** start of Document passage **

Head of DECA made it clear to exporters that “supervision will only apply to necessary things. 99% of the world of defense will not be under supervision, which will only apply to the world of collection and attacks, as such products are being used as weapons. But even in that field we will only supervise the matters necessary for national security.” Lavi explained that in working on the law’s draft, the need of the Israeli cyber industries to work with parent companies abroad was taken into account. That is why there will be no supervision on the communications between the parent company abroad and the company in Israel, or vice versa. The same will apply to international companies operating offices in Israel. Academic researches which deal with knowledge that can be shared to the public will also not be supervised.
“We have created a proper balance between the needs of the market and security. We have taken calculated risks and freed many fields from supervision.” Head of DECA also revealed in the meeting that in the past three years, the ministry of defense has issued 900 licenses for exporting cyber products. There is an advantage of having the ministry of defense issuing licenses. It is a “hallmark” for the Israeli industry and a confirmation that the regulator will not prevent export. “The National Cyber Bureau and ministry of defense understand well that the world of cyber is a financial locomotive. Our interest, first and foremost, is to encourage the development and prosperity of this field. That is why we have created a balance between the need to supervise, and the possibility of advancing the Israeli cyber industry in Israel and abroad.”
Lavi told participants of the meeting that the ministry of defense will establish a designated mechanism for issuing fast-track cyber licenses in order to answer the dynamic needs of this world.

** end of Document passage **

Return the part of the cyber export passage that starts with the words containing "Lavi told participants" and ends with "of this world.", copied word for word. Work only from the cyber export passage.

** start of Raw data **

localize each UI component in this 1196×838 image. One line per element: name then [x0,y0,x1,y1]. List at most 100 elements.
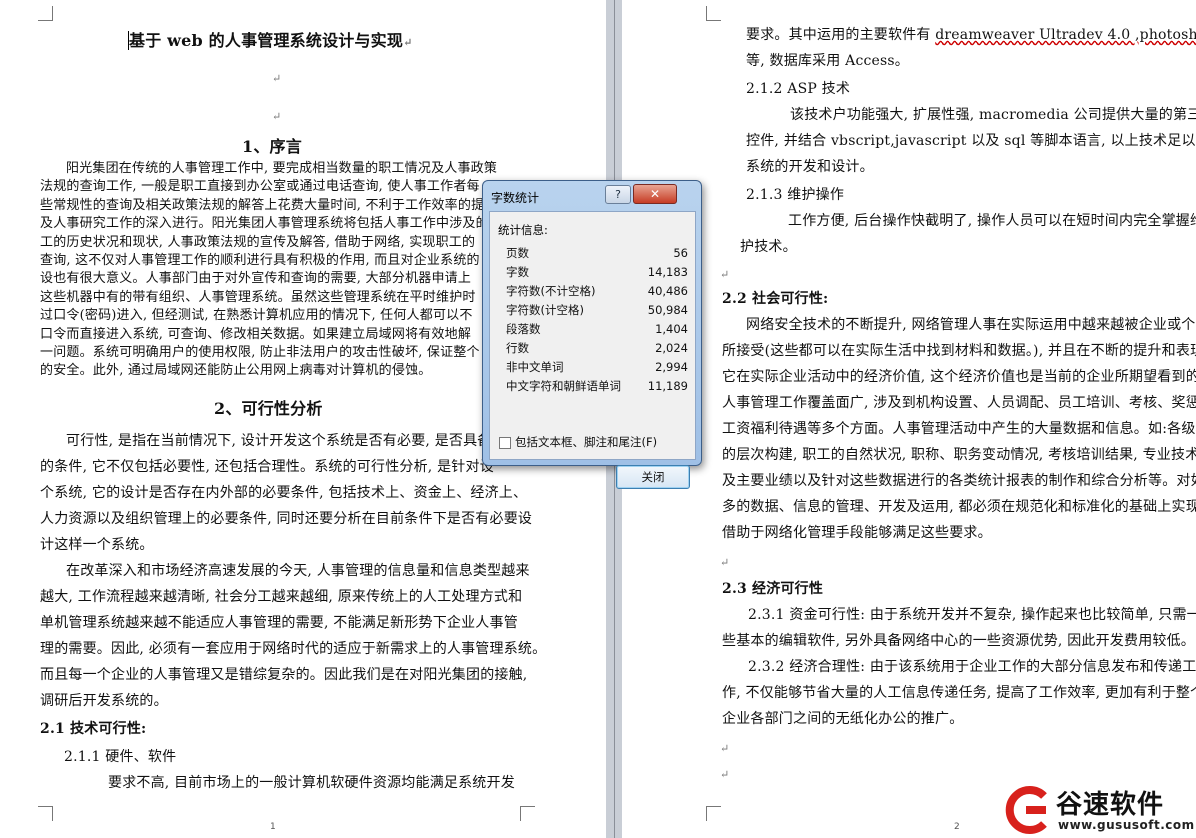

** end of Raw data **
** start of Raw data **

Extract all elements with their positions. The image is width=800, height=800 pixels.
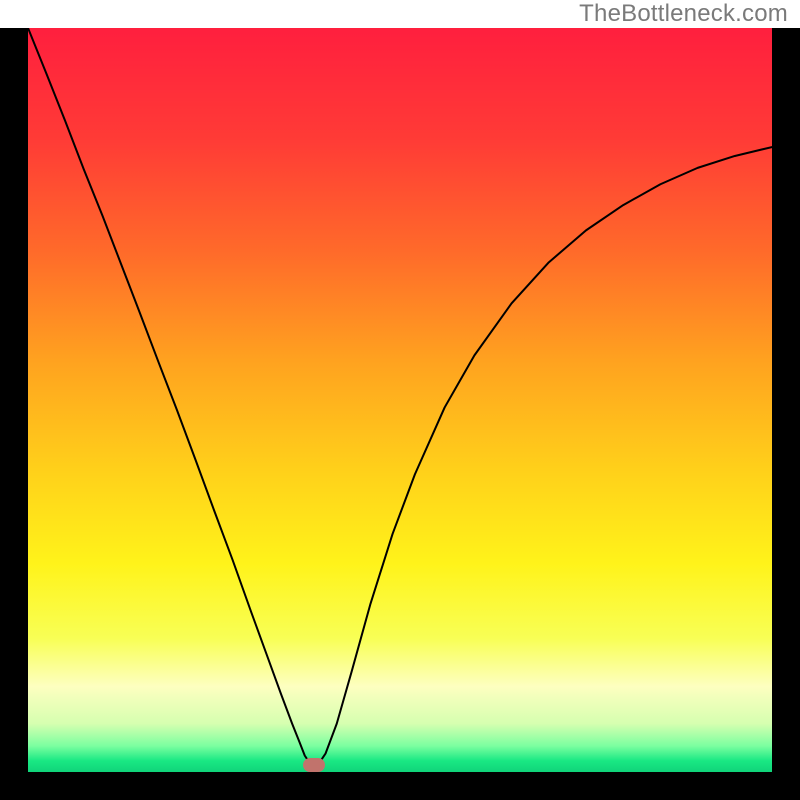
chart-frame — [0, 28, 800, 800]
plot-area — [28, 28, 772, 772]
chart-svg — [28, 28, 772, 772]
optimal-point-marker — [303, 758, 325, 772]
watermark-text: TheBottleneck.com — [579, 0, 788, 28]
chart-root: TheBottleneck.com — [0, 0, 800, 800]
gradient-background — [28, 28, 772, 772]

** end of Raw data **
** start of Raw data **

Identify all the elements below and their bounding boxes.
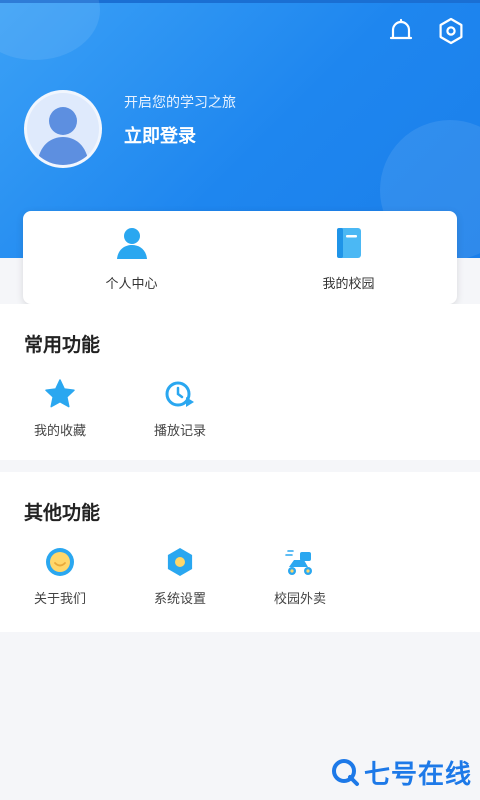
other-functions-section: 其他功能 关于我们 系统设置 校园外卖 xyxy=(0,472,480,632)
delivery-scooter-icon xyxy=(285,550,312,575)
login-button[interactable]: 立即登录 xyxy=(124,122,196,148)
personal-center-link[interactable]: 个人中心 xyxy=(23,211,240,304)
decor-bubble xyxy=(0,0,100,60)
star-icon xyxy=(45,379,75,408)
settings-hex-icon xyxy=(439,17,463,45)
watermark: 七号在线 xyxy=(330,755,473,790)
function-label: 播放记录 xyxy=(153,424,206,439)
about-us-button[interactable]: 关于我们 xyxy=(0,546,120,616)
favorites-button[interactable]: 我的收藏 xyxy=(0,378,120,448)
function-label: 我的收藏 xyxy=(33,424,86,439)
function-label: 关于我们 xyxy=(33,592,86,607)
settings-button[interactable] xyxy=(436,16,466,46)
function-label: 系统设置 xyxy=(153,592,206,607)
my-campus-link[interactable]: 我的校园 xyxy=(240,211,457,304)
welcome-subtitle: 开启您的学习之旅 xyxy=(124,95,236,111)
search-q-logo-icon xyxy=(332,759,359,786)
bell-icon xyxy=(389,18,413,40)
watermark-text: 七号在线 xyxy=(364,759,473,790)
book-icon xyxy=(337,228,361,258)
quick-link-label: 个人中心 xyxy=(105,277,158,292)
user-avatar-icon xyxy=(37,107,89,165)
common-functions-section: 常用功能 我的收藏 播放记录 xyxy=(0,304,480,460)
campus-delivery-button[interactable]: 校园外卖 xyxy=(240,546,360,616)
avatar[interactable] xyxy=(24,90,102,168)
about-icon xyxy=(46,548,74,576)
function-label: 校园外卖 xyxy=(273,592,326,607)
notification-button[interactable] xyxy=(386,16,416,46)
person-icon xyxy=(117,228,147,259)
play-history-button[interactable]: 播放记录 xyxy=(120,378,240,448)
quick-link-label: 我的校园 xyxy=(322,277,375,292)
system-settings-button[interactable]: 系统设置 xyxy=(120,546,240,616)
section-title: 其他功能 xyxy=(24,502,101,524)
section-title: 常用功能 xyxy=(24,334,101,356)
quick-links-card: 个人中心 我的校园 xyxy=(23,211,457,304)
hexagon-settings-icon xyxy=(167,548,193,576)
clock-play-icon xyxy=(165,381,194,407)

** end of Raw data **

> [Result of the exercise]
Lavi told participants of the meeting that the ministry of defense will establish a designated mechanism for issuing fast-track cyber licenses in order to answer the dynamic needs of this world.